(Saved entries)

★ ★ ★ ★

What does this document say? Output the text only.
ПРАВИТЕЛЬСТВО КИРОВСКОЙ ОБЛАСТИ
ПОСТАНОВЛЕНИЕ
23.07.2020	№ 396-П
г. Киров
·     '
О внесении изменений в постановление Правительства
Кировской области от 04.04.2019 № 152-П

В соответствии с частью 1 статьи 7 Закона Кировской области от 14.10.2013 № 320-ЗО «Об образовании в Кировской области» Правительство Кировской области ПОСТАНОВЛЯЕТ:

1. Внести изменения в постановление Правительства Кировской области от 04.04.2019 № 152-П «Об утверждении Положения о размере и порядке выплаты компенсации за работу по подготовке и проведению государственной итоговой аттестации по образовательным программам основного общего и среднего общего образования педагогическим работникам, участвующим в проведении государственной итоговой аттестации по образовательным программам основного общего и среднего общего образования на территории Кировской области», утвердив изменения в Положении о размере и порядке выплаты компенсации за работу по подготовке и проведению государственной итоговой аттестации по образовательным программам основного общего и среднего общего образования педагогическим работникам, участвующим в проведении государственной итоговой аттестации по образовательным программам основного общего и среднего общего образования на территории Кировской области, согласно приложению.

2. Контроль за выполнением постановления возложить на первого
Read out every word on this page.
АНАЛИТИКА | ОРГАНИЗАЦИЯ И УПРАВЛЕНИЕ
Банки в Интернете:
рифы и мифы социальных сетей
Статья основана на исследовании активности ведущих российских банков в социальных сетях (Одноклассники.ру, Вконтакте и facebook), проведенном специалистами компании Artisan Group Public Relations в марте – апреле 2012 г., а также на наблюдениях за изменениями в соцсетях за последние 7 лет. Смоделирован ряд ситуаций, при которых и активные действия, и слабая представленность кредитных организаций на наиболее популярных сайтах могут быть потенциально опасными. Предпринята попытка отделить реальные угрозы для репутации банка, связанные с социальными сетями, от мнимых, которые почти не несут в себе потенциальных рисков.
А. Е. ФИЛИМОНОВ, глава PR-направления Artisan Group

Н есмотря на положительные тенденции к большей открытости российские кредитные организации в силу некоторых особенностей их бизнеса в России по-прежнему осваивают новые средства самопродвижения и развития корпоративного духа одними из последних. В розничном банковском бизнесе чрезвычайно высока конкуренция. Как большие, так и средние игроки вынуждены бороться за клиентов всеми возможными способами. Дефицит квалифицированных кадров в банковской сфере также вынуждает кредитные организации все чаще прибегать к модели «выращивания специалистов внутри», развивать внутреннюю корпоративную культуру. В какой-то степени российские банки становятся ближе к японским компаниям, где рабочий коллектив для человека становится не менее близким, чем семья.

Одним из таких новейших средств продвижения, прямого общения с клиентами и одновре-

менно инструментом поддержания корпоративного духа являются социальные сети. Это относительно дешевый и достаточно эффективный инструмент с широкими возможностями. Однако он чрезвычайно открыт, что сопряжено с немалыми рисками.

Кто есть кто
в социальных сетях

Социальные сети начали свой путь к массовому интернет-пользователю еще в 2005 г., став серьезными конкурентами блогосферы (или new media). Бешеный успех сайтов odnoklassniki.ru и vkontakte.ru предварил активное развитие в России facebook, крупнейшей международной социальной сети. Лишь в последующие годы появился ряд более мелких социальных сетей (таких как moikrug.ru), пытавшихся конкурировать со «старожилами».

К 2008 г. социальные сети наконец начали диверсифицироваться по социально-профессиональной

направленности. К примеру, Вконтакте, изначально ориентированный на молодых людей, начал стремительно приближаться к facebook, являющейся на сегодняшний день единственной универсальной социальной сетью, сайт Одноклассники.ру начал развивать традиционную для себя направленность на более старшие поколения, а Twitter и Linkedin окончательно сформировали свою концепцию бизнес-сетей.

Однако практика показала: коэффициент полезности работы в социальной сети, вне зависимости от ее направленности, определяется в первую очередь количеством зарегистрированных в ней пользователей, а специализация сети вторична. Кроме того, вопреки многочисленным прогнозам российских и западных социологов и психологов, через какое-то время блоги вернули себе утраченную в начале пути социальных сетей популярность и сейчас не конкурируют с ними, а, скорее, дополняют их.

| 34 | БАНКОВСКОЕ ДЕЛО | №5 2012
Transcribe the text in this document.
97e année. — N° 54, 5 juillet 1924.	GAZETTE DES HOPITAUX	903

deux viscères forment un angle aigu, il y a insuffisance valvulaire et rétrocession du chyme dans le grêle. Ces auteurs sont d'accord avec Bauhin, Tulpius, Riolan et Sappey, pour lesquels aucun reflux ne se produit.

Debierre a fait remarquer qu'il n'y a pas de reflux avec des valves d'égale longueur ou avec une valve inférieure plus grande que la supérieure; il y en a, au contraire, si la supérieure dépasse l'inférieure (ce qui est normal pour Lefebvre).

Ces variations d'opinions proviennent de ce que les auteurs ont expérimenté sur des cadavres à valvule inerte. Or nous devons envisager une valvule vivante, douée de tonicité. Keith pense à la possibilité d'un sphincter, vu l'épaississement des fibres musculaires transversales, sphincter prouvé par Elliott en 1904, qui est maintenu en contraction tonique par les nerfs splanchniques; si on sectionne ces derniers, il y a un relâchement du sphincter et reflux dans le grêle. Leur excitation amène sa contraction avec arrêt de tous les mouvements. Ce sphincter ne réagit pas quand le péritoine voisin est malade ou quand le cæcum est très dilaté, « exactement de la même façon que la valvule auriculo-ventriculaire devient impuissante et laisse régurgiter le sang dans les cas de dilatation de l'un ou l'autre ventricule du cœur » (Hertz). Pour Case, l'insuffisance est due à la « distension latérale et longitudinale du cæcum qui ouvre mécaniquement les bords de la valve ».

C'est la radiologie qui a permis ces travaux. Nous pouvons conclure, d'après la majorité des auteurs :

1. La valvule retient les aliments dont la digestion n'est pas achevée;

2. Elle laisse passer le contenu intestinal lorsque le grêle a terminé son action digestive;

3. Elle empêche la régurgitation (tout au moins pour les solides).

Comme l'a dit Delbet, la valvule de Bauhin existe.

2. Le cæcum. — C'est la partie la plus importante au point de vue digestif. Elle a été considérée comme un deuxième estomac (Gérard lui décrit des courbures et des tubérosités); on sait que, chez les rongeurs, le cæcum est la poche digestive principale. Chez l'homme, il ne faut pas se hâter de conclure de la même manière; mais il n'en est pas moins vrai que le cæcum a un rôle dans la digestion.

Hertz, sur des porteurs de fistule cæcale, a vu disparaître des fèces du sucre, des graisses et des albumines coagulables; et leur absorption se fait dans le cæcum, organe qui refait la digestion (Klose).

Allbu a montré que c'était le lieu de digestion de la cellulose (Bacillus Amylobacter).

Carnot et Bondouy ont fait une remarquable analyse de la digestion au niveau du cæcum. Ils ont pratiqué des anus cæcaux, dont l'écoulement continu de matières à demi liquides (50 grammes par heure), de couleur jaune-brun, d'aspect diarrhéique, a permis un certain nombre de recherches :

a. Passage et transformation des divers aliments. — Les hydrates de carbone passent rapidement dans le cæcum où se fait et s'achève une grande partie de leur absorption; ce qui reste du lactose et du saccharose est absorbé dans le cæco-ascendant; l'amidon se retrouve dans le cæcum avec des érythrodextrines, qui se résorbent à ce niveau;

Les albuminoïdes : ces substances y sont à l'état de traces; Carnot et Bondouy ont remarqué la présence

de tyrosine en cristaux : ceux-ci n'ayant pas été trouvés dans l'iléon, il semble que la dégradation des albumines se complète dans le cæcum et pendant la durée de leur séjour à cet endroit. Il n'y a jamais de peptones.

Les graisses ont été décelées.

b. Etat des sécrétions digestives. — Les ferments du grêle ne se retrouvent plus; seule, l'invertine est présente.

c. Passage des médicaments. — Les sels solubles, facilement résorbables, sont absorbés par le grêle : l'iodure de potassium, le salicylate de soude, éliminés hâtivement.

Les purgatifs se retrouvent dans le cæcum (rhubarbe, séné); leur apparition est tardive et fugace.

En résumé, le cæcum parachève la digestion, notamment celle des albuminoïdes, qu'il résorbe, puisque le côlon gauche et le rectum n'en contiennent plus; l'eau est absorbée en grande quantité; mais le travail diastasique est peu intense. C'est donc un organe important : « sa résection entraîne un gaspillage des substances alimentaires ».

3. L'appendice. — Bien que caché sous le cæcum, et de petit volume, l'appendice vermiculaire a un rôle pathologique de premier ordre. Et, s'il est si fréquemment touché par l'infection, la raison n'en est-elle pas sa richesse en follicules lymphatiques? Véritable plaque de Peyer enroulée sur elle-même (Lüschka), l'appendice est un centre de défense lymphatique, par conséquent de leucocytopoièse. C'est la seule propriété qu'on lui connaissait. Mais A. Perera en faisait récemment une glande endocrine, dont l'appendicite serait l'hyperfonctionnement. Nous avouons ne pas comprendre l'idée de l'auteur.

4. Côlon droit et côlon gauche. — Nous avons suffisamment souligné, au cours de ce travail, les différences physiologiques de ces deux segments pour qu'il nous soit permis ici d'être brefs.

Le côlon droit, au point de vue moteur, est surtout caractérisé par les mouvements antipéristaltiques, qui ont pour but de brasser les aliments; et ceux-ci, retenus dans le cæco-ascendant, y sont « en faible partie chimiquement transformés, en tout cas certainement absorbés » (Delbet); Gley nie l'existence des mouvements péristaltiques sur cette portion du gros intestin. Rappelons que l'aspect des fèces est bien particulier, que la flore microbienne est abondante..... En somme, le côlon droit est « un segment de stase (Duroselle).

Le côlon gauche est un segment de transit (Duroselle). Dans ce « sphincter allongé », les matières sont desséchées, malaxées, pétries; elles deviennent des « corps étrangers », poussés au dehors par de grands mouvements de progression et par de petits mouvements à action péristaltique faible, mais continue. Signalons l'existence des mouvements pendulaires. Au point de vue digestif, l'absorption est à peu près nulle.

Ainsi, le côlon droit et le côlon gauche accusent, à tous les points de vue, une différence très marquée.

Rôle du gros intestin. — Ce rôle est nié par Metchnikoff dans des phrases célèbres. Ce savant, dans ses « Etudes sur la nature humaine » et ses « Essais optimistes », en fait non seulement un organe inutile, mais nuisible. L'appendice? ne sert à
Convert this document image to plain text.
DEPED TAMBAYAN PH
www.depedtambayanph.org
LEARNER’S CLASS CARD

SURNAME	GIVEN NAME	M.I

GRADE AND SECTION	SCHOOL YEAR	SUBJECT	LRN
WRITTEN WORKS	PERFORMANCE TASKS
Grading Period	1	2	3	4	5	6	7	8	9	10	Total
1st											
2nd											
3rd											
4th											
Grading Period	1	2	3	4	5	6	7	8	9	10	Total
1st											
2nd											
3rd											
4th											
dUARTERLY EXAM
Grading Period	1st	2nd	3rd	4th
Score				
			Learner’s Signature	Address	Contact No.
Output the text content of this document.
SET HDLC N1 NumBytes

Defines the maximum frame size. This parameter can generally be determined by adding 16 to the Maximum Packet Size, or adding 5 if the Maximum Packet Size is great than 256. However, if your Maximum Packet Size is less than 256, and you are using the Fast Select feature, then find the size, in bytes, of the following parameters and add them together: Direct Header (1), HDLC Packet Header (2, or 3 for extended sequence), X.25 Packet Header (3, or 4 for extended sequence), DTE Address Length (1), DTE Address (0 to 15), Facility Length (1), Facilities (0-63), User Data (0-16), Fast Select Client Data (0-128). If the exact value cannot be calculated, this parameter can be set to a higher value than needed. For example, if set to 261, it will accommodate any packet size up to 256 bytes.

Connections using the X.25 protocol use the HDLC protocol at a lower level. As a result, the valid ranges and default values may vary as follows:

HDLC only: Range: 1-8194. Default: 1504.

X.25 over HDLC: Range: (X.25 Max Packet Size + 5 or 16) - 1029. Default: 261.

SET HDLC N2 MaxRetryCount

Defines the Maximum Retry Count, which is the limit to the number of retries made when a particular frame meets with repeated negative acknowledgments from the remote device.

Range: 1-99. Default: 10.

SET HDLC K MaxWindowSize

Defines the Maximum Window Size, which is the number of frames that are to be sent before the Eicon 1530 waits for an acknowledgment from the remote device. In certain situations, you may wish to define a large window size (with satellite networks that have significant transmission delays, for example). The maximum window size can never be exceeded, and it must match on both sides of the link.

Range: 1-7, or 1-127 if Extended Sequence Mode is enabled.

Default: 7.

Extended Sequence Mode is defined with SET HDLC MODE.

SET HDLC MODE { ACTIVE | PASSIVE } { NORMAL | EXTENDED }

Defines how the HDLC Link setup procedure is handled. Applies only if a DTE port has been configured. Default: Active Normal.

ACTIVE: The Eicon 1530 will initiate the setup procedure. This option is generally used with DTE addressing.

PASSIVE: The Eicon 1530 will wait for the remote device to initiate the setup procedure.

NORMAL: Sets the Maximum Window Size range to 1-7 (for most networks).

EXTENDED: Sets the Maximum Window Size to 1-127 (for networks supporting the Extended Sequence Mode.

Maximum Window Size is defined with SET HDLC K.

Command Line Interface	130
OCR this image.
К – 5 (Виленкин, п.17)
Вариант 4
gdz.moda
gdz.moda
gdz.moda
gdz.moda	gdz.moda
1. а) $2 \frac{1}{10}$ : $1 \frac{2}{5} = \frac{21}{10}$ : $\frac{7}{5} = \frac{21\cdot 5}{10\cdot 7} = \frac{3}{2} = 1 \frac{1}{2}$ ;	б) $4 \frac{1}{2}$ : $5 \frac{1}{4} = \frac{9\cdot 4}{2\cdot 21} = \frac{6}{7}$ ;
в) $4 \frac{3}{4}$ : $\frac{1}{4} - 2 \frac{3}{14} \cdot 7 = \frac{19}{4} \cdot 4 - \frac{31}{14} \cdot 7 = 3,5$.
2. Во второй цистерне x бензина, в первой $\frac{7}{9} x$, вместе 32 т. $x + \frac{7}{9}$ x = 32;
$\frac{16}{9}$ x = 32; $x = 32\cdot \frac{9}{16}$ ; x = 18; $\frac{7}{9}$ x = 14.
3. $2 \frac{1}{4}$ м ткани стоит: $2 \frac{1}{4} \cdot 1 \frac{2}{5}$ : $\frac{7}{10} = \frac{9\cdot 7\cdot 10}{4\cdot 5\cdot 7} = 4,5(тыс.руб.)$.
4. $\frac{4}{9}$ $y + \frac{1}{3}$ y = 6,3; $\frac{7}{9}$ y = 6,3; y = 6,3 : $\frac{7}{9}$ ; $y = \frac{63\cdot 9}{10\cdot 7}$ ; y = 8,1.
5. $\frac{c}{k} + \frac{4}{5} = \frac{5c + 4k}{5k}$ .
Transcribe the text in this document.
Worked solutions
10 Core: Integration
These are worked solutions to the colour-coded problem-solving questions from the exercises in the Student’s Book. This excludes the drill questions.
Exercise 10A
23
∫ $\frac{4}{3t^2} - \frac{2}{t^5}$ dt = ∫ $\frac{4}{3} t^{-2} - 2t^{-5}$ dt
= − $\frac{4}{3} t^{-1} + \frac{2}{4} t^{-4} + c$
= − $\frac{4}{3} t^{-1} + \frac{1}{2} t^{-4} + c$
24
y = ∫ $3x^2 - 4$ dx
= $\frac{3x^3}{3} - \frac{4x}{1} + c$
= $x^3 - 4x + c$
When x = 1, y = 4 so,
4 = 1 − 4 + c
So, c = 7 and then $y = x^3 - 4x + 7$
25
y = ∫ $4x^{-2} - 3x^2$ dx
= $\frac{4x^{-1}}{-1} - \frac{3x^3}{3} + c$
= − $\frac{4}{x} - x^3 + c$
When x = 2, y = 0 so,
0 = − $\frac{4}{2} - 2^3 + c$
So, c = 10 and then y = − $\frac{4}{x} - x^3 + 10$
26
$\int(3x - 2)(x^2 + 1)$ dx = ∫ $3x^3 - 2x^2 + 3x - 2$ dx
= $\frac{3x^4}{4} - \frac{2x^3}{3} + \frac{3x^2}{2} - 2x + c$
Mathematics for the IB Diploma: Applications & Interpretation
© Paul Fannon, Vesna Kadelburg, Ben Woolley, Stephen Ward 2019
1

★ ★ ★ ★

> Given task
Gather each line of the records holding the string "image".

> Full solution
Convert this document image to plain text.
OCR this image.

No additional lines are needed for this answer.